--- Data for this exercise ---

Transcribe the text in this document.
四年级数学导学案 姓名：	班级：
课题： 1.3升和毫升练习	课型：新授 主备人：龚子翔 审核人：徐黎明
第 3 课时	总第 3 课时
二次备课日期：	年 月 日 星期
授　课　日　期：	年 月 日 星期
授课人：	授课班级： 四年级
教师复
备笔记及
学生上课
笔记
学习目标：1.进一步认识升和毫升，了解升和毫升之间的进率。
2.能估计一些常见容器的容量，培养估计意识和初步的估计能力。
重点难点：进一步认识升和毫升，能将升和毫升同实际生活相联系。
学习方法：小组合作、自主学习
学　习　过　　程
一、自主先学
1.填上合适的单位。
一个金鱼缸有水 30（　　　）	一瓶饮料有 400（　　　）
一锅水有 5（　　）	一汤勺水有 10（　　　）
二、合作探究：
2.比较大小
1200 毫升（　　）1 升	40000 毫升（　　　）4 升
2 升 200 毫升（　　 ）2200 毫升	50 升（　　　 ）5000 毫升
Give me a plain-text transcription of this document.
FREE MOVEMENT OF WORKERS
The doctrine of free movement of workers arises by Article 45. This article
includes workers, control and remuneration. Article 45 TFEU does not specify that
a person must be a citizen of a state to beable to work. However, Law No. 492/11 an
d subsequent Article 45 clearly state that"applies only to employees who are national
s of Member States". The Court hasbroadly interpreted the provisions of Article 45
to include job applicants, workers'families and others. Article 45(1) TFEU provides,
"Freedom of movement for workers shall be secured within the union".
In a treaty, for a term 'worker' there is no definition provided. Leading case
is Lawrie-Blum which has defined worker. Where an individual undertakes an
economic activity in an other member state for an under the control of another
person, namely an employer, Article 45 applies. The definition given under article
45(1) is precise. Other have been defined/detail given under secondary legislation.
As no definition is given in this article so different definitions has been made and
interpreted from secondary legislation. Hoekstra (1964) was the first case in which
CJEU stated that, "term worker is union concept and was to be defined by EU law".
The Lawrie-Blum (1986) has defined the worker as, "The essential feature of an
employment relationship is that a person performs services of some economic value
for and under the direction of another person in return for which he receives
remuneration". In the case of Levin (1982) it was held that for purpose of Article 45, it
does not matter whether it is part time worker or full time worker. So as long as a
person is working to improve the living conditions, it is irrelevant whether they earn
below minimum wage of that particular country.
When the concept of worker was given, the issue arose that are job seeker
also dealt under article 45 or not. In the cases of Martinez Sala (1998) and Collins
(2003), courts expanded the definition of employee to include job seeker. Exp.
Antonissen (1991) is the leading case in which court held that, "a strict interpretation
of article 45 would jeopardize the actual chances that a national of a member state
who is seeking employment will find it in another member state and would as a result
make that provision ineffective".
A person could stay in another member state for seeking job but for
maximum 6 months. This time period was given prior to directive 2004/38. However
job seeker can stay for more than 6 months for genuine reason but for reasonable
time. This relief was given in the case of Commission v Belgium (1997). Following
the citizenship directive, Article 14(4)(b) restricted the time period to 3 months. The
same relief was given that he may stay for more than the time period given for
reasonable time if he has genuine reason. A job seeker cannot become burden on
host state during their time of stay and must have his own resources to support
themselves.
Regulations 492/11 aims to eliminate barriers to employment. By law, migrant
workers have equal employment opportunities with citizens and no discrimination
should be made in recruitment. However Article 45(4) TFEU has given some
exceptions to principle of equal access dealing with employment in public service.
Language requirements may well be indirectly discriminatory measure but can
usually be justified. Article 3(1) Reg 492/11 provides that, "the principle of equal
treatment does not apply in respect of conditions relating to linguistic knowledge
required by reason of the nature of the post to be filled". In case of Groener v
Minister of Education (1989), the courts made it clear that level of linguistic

---

Pick out all lines containing the string "than".

Result of this task:
job seeker can stay for more than 6 months for genuine reason but for reasonable
same relief was given that he may stay for more than the time period given for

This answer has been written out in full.